Task brief: Your task is to transcribe all of the data below exactly, omitting the images.

Exercise materials:
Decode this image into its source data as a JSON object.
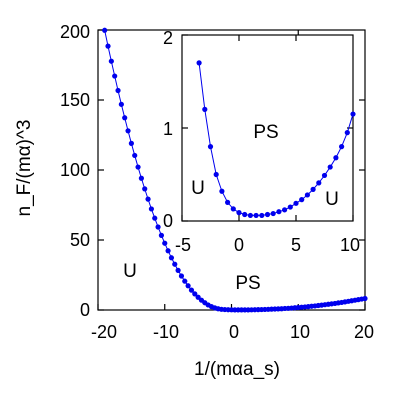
{
  "chart_data": [
    {
      "type": "scatter",
      "xlabel": "1/(mαa_s)",
      "ylabel": "n_F/(mα)^3",
      "xlim": [
        -20,
        20
      ],
      "ylim": [
        0,
        200
      ],
      "xticks": [
        "-20",
        "-10",
        "0",
        "10",
        "20"
      ],
      "yticks": [
        "0",
        "50",
        "100",
        "150",
        "200"
      ],
      "grid": false,
      "color": "#0000ee",
      "annotations": [
        "U",
        "PS"
      ],
      "series": [
        {
          "x": [
            -19,
            -18.5,
            -18,
            -17.5,
            -17,
            -16.5,
            -16,
            -15.5,
            -15,
            -14.5,
            -14,
            -13.5,
            -13,
            -12.5,
            -12,
            -11.5,
            -11,
            -10.5,
            -10,
            -9.5,
            -9,
            -8.5,
            -8,
            -7.5,
            -7,
            -6.5,
            -6,
            -5.5,
            -5,
            -4.5,
            -4,
            -3.5,
            -3,
            -2.5,
            -2,
            -1.5,
            -1,
            -0.5,
            0,
            0.5,
            1,
            1.5,
            2,
            2.5,
            3,
            3.5,
            4,
            4.5,
            5,
            5.5,
            6,
            6.5,
            7,
            7.5,
            8,
            8.5,
            9,
            9.5,
            10,
            10.5,
            11,
            11.5,
            12,
            12.5,
            13,
            13.5,
            14,
            14.5,
            15,
            15.5,
            16,
            16.5,
            17,
            17.5,
            18,
            18.5,
            19,
            19.5,
            20
          ],
          "y": [
            199.8,
            188.5,
            177.7,
            167.1,
            156.8,
            146.9,
            137.3,
            128.0,
            119.0,
            110.4,
            102.1,
            94.1,
            86.5,
            79.2,
            72.2,
            65.6,
            59.3,
            53.3,
            47.7,
            42.3,
            37.3,
            32.7,
            28.3,
            24.3,
            20.6,
            17.3,
            14.2,
            11.5,
            9.1,
            7.0,
            5.2,
            3.6,
            2.4,
            1.5,
            0.9,
            0.5,
            0.3,
            0.2,
            0.15,
            0.1,
            0.1,
            0.1,
            0.1,
            0.1,
            0.15,
            0.2,
            0.25,
            0.3,
            0.4,
            0.5,
            0.6,
            0.7,
            0.8,
            0.9,
            1.1,
            1.2,
            1.4,
            1.6,
            1.8,
            2.0,
            2.2,
            2.4,
            2.7,
            2.9,
            3.2,
            3.5,
            3.8,
            4.1,
            4.4,
            4.7,
            5.1,
            5.4,
            5.8,
            6.2,
            6.6,
            7.0,
            7.4,
            7.8,
            8.2
          ]
        }
      ]
    },
    {
      "type": "scatter",
      "xlim": [
        -5,
        10
      ],
      "ylim": [
        0,
        2
      ],
      "xticks": [
        "-5",
        "0",
        "5",
        "10"
      ],
      "yticks": [
        "0",
        "1",
        "2"
      ],
      "grid": false,
      "color": "#0000ee",
      "annotations": [
        "PS",
        "U",
        "U"
      ],
      "series": [
        {
          "x": [
            -3.5,
            -3,
            -2.5,
            -2,
            -1.5,
            -1,
            -0.5,
            0,
            0.5,
            1,
            1.5,
            2,
            2.5,
            3,
            3.5,
            4,
            4.5,
            5,
            5.5,
            6,
            6.5,
            7,
            7.5,
            8,
            8.5,
            9,
            9.5,
            10
          ],
          "y": [
            1.7,
            1.2,
            0.8,
            0.5,
            0.32,
            0.2,
            0.13,
            0.09,
            0.07,
            0.06,
            0.06,
            0.06,
            0.07,
            0.08,
            0.1,
            0.12,
            0.15,
            0.19,
            0.23,
            0.28,
            0.34,
            0.41,
            0.49,
            0.58,
            0.68,
            0.8,
            0.95,
            1.15
          ]
        }
      ]
    }
  ]
}
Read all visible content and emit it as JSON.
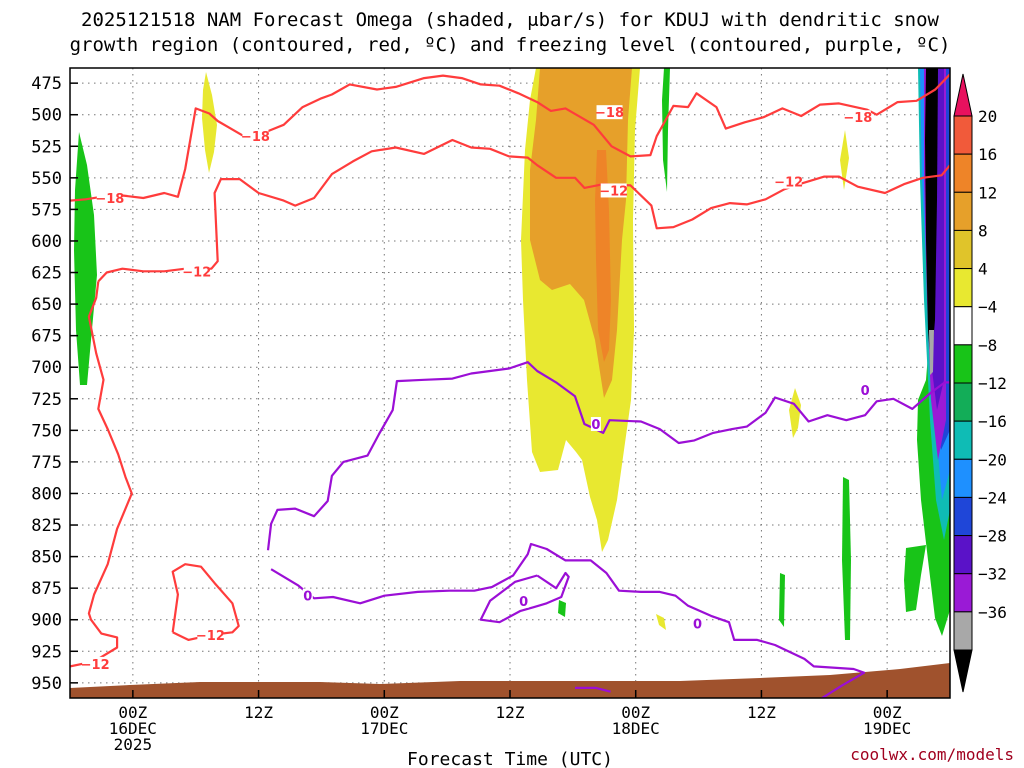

Answer to this exercise:
Decode this image into its source data as a JSON object.
{
  "chart_data": [
    {
      "type": "scatter",
      "xlabel": "1/(mαa_s)",
      "ylabel": "n_F/(mα)^3",
      "xlim": [
        -20,
        20
      ],
      "ylim": [
        0,
        200
      ],
      "xticks": [
        "-20",
        "-10",
        "0",
        "10",
        "20"
      ],
      "yticks": [
        "0",
        "50",
        "100",
        "150",
        "200"
      ],
      "grid": false,
      "color": "#0000ee",
      "annotations": [
        "U",
        "PS"
      ],
      "series": [
        {
          "x": [
            -19,
            -18.5,
            -18,
            -17.5,
            -17,
            -16.5,
            -16,
            -15.5,
            -15,
            -14.5,
            -14,
            -13.5,
            -13,
            -12.5,
            -12,
            -11.5,
            -11,
            -10.5,
            -10,
            -9.5,
            -9,
            -8.5,
            -8,
            -7.5,
            -7,
            -6.5,
            -6,
            -5.5,
            -5,
            -4.5,
            -4,
            -3.5,
            -3,
            -2.5,
            -2,
            -1.5,
            -1,
            -0.5,
            0,
            0.5,
            1,
            1.5,
            2,
            2.5,
            3,
            3.5,
            4,
            4.5,
            5,
            5.5,
            6,
            6.5,
            7,
            7.5,
            8,
            8.5,
            9,
            9.5,
            10,
            10.5,
            11,
            11.5,
            12,
            12.5,
            13,
            13.5,
            14,
            14.5,
            15,
            15.5,
            16,
            16.5,
            17,
            17.5,
            18,
            18.5,
            19,
            19.5,
            20
          ],
          "y": [
            199.8,
            188.5,
            177.7,
            167.1,
            156.8,
            146.9,
            137.3,
            128.0,
            119.0,
            110.4,
            102.1,
            94.1,
            86.5,
            79.2,
            72.2,
            65.6,
            59.3,
            53.3,
            47.7,
            42.3,
            37.3,
            32.7,
            28.3,
            24.3,
            20.6,
            17.3,
            14.2,
            11.5,
            9.1,
            7.0,
            5.2,
            3.6,
            2.4,
            1.5,
            0.9,
            0.5,
            0.3,
            0.2,
            0.15,
            0.1,
            0.1,
            0.1,
            0.1,
            0.1,
            0.15,
            0.2,
            0.25,
            0.3,
            0.4,
            0.5,
            0.6,
            0.7,
            0.8,
            0.9,
            1.1,
            1.2,
            1.4,
            1.6,
            1.8,
            2.0,
            2.2,
            2.4,
            2.7,
            2.9,
            3.2,
            3.5,
            3.8,
            4.1,
            4.4,
            4.7,
            5.1,
            5.4,
            5.8,
            6.2,
            6.6,
            7.0,
            7.4,
            7.8,
            8.2
          ]
        }
      ]
    },
    {
      "type": "scatter",
      "xlim": [
        -5,
        10
      ],
      "ylim": [
        0,
        2
      ],
      "xticks": [
        "-5",
        "0",
        "5",
        "10"
      ],
      "yticks": [
        "0",
        "1",
        "2"
      ],
      "grid": false,
      "color": "#0000ee",
      "annotations": [
        "PS",
        "U",
        "U"
      ],
      "series": [
        {
          "x": [
            -3.5,
            -3,
            -2.5,
            -2,
            -1.5,
            -1,
            -0.5,
            0,
            0.5,
            1,
            1.5,
            2,
            2.5,
            3,
            3.5,
            4,
            4.5,
            5,
            5.5,
            6,
            6.5,
            7,
            7.5,
            8,
            8.5,
            9,
            9.5,
            10
          ],
          "y": [
            1.7,
            1.2,
            0.8,
            0.5,
            0.32,
            0.2,
            0.13,
            0.09,
            0.07,
            0.06,
            0.06,
            0.06,
            0.07,
            0.08,
            0.1,
            0.12,
            0.15,
            0.19,
            0.23,
            0.28,
            0.34,
            0.41,
            0.49,
            0.58,
            0.68,
            0.8,
            0.95,
            1.15
          ]
        }
      ]
    }
  ]
}
Read all visible content and emit it as JSON.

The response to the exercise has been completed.